EXERCISE INSTRUCTIONS
Output every entry exactly as written.

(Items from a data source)
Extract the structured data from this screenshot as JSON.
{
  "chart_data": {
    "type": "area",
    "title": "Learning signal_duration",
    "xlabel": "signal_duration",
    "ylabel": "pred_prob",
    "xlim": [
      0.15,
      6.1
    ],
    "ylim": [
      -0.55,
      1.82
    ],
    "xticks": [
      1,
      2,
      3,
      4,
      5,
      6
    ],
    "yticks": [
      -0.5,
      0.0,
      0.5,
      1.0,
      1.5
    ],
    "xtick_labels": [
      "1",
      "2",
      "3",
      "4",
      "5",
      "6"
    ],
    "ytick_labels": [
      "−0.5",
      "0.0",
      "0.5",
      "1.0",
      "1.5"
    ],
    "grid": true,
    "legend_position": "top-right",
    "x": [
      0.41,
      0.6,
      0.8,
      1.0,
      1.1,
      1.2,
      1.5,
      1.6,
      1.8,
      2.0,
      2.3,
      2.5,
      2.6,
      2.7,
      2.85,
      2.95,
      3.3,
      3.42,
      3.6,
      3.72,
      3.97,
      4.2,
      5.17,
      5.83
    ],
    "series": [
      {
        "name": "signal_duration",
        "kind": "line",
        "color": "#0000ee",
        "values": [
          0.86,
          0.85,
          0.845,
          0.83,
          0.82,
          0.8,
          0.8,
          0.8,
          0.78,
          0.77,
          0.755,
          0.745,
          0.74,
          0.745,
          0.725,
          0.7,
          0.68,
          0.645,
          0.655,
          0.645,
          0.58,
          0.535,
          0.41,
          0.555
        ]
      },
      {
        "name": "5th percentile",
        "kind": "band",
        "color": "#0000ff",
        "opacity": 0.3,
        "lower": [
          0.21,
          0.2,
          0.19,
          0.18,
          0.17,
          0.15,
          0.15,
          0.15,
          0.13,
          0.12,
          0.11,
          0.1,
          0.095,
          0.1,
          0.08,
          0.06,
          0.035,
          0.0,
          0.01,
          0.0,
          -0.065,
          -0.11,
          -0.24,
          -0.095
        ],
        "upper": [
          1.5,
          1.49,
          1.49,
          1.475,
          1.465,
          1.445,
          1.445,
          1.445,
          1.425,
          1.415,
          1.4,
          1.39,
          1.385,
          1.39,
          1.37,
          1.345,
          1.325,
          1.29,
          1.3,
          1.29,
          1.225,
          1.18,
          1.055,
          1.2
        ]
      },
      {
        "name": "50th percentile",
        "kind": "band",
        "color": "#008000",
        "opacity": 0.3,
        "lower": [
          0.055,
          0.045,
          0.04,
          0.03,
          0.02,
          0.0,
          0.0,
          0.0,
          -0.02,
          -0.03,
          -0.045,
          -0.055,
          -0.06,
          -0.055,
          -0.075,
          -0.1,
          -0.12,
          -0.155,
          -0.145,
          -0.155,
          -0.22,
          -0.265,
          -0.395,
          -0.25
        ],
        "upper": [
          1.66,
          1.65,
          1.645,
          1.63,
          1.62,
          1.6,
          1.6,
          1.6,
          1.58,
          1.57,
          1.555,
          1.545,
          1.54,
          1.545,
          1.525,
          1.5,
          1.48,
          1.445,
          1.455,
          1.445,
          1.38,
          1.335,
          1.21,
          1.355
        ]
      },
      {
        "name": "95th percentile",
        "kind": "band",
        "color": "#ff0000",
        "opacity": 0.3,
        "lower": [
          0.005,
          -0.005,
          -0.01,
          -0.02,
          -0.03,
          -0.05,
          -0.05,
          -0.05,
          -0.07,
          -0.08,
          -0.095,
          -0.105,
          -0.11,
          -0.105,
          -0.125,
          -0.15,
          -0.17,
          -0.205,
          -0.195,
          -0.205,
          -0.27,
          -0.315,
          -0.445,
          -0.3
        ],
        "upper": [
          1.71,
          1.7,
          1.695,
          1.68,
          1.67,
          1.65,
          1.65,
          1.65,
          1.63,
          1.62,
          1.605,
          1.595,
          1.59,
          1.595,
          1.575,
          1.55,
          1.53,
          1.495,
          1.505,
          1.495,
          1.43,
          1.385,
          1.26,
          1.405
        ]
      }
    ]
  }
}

RESULT OF THE TASK
Extract the structured data from this screenshot as JSON.
{
  "chart_data": {
    "type": "area",
    "title": "Learning signal_duration",
    "xlabel": "signal_duration",
    "ylabel": "pred_prob",
    "xlim": [
      0.15,
      6.1
    ],
    "ylim": [
      -0.55,
      1.82
    ],
    "xticks": [
      1,
      2,
      3,
      4,
      5,
      6
    ],
    "yticks": [
      -0.5,
      0.0,
      0.5,
      1.0,
      1.5
    ],
    "xtick_labels": [
      "1",
      "2",
      "3",
      "4",
      "5",
      "6"
    ],
    "ytick_labels": [
      "−0.5",
      "0.0",
      "0.5",
      "1.0",
      "1.5"
    ],
    "grid": true,
    "legend_position": "top-right",
    "x": [
      0.41,
      0.6,
      0.8,
      1.0,
      1.1,
      1.2,
      1.5,
      1.6,
      1.8,
      2.0,
      2.3,
      2.5,
      2.6,
      2.7,
      2.85,
      2.95,
      3.3,
      3.42,
      3.6,
      3.72,
      3.97,
      4.2,
      5.17,
      5.83
    ],
    "series": [
      {
        "name": "signal_duration",
        "kind": "line",
        "color": "#0000ee",
        "values": [
          0.86,
          0.85,
          0.845,
          0.83,
          0.82,
          0.8,
          0.8,
          0.8,
          0.78,
          0.77,
          0.755,
          0.745,
          0.74,
          0.745,
          0.725,
          0.7,
          0.68,
          0.645,
          0.655,
          0.645,
          0.58,
          0.535,
          0.41,
          0.555
        ]
      },
      {
        "name": "5th percentile",
        "kind": "band",
        "color": "#0000ff",
        "opacity": 0.3,
        "lower": [
          0.21,
          0.2,
          0.19,
          0.18,
          0.17,
          0.15,
          0.15,
          0.15,
          0.13,
          0.12,
          0.11,
          0.1,
          0.095,
          0.1,
          0.08,
          0.06,
          0.035,
          0.0,
          0.01,
          0.0,
          -0.065,
          -0.11,
          -0.24,
          -0.095
        ],
        "upper": [
          1.5,
          1.49,
          1.49,
          1.475,
          1.465,
          1.445,
          1.445,
          1.445,
          1.425,
          1.415,
          1.4,
          1.39,
          1.385,
          1.39,
          1.37,
          1.345,
          1.325,
          1.29,
          1.3,
          1.29,
          1.225,
          1.18,
          1.055,
          1.2
        ]
      },
      {
        "name": "50th percentile",
        "kind": "band",
        "color": "#008000",
        "opacity": 0.3,
        "lower": [
          0.055,
          0.045,
          0.04,
          0.03,
          0.02,
          0.0,
          0.0,
          0.0,
          -0.02,
          -0.03,
          -0.045,
          -0.055,
          -0.06,
          -0.055,
          -0.075,
          -0.1,
          -0.12,
          -0.155,
          -0.145,
          -0.155,
          -0.22,
          -0.265,
          -0.395,
          -0.25
        ],
        "upper": [
          1.66,
          1.65,
          1.645,
          1.63,
          1.62,
          1.6,
          1.6,
          1.6,
          1.58,
          1.57,
          1.555,
          1.545,
          1.54,
          1.545,
          1.525,
          1.5,
          1.48,
          1.445,
          1.455,
          1.445,
          1.38,
          1.335,
          1.21,
          1.355
        ]
      },
      {
        "name": "95th percentile",
        "kind": "band",
        "color": "#ff0000",
        "opacity": 0.3,
        "lower": [
          0.005,
          -0.005,
          -0.01,
          -0.02,
          -0.03,
          -0.05,
          -0.05,
          -0.05,
          -0.07,
          -0.08,
          -0.095,
          -0.105,
          -0.11,
          -0.105,
          -0.125,
          -0.15,
          -0.17,
          -0.205,
          -0.195,
          -0.205,
          -0.27,
          -0.315,
          -0.445,
          -0.3
        ],
        "upper": [
          1.71,
          1.7,
          1.695,
          1.68,
          1.67,
          1.65,
          1.65,
          1.65,
          1.63,
          1.62,
          1.605,
          1.595,
          1.59,
          1.595,
          1.575,
          1.55,
          1.53,
          1.495,
          1.505,
          1.495,
          1.43,
          1.385,
          1.26,
          1.405
        ]
      }
    ]
  }
}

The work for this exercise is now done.